* Data supplied *
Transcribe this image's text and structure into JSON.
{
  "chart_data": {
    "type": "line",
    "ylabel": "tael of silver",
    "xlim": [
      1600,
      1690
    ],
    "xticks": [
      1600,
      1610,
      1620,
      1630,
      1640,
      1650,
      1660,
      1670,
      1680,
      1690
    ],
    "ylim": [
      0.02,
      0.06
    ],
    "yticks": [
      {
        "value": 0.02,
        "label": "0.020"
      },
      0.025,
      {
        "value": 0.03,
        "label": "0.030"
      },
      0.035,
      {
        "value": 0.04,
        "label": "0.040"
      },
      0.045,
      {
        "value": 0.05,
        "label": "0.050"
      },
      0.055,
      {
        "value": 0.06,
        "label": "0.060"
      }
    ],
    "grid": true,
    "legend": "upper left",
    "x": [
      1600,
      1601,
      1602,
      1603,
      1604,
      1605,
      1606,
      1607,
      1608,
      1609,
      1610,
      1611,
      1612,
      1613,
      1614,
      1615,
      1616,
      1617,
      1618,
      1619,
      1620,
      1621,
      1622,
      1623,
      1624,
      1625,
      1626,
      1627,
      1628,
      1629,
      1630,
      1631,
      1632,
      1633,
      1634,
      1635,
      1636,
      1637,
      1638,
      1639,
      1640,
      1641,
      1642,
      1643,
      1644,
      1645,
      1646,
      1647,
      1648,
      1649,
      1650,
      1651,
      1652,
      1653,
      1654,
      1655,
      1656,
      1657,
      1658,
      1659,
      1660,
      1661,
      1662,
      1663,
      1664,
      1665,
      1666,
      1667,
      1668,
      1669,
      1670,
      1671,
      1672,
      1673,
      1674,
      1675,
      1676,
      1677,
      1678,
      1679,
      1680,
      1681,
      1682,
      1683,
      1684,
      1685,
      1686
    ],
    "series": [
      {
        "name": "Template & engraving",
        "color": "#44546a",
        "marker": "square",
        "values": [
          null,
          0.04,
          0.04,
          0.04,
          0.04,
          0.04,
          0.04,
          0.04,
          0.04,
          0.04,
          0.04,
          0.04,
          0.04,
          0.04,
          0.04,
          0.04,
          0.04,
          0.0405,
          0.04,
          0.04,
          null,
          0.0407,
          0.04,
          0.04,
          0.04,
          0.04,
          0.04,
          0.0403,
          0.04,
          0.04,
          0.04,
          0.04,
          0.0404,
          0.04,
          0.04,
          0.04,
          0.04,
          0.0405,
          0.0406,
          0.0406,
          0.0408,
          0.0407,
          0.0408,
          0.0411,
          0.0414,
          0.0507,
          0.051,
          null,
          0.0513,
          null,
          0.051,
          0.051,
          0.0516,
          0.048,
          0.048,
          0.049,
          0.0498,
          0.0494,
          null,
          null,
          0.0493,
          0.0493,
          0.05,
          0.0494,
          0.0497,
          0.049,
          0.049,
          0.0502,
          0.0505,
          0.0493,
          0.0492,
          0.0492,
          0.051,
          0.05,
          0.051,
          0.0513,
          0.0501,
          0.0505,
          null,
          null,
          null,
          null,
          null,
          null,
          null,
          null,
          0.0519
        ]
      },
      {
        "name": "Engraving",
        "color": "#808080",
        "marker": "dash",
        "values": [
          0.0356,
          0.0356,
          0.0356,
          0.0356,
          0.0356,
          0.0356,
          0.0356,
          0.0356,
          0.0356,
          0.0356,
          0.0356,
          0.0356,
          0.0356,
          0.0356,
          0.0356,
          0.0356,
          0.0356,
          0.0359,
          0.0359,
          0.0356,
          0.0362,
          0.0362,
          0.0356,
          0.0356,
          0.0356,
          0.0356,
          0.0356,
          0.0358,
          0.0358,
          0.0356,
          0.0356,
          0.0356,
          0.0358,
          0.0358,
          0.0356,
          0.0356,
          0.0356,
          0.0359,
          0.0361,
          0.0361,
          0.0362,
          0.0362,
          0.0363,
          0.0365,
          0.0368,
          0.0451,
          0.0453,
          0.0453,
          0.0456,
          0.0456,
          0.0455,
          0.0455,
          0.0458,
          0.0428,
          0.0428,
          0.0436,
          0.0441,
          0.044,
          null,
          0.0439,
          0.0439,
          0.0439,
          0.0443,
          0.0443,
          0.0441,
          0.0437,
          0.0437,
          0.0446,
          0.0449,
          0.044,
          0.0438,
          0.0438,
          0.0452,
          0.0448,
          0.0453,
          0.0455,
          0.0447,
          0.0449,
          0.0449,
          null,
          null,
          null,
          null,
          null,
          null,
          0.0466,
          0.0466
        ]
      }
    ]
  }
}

* Work instructions *
Which lines above contain "name"? Show each of them.

* Expected answer *
        "name": "Template & engraving",
        "name": "Engraving",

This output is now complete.